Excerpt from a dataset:
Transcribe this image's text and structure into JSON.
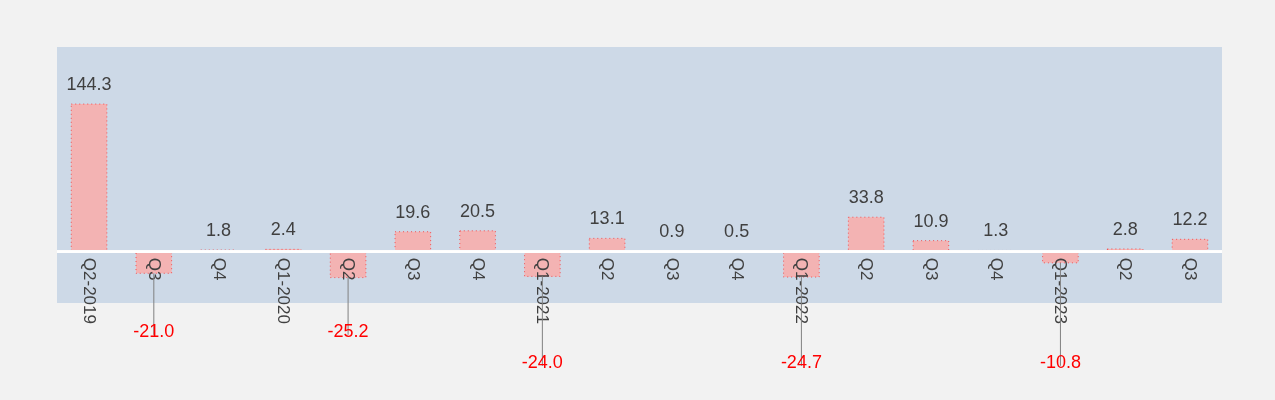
{
  "chart_data": {
    "type": "bar",
    "categories": [
      "Q2-2019",
      "Q3",
      "Q4",
      "Q1-2020",
      "Q2",
      "Q3",
      "Q4",
      "Q1-2021",
      "Q2",
      "Q3",
      "Q4",
      "Q1-2022",
      "Q2",
      "Q3",
      "Q4",
      "Q1-2023",
      "Q2",
      "Q3"
    ],
    "values": [
      144.3,
      -21.0,
      1.8,
      2.4,
      -25.2,
      19.6,
      20.5,
      -24.0,
      13.1,
      0.9,
      0.5,
      -24.7,
      33.8,
      10.9,
      1.3,
      -10.8,
      2.8,
      12.2
    ],
    "value_labels": [
      "144.3",
      "-21.0",
      "1.8",
      "2.4",
      "-25.2",
      "19.6",
      "20.5",
      "-24.0",
      "13.1",
      "0.9",
      "0.5",
      "-24.7",
      "33.8",
      "10.9",
      "1.3",
      "-10.8",
      "2.8",
      "12.2"
    ],
    "color": "#f3b3b3",
    "ylim": [
      -50,
      200
    ],
    "tick_labels": "x",
    "grid": false
  }
}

## Exercise aim
Without the pictures, return the entries exactly as they appear.

## Task answer
Transcribe this image's text and structure into JSON.
{
  "chart_data": {
    "type": "bar",
    "categories": [
      "Q2-2019",
      "Q3",
      "Q4",
      "Q1-2020",
      "Q2",
      "Q3",
      "Q4",
      "Q1-2021",
      "Q2",
      "Q3",
      "Q4",
      "Q1-2022",
      "Q2",
      "Q3",
      "Q4",
      "Q1-2023",
      "Q2",
      "Q3"
    ],
    "values": [
      144.3,
      -21.0,
      1.8,
      2.4,
      -25.2,
      19.6,
      20.5,
      -24.0,
      13.1,
      0.9,
      0.5,
      -24.7,
      33.8,
      10.9,
      1.3,
      -10.8,
      2.8,
      12.2
    ],
    "value_labels": [
      "144.3",
      "-21.0",
      "1.8",
      "2.4",
      "-25.2",
      "19.6",
      "20.5",
      "-24.0",
      "13.1",
      "0.9",
      "0.5",
      "-24.7",
      "33.8",
      "10.9",
      "1.3",
      "-10.8",
      "2.8",
      "12.2"
    ],
    "color": "#f3b3b3",
    "ylim": [
      -50,
      200
    ],
    "tick_labels": "x",
    "grid": false
  }
}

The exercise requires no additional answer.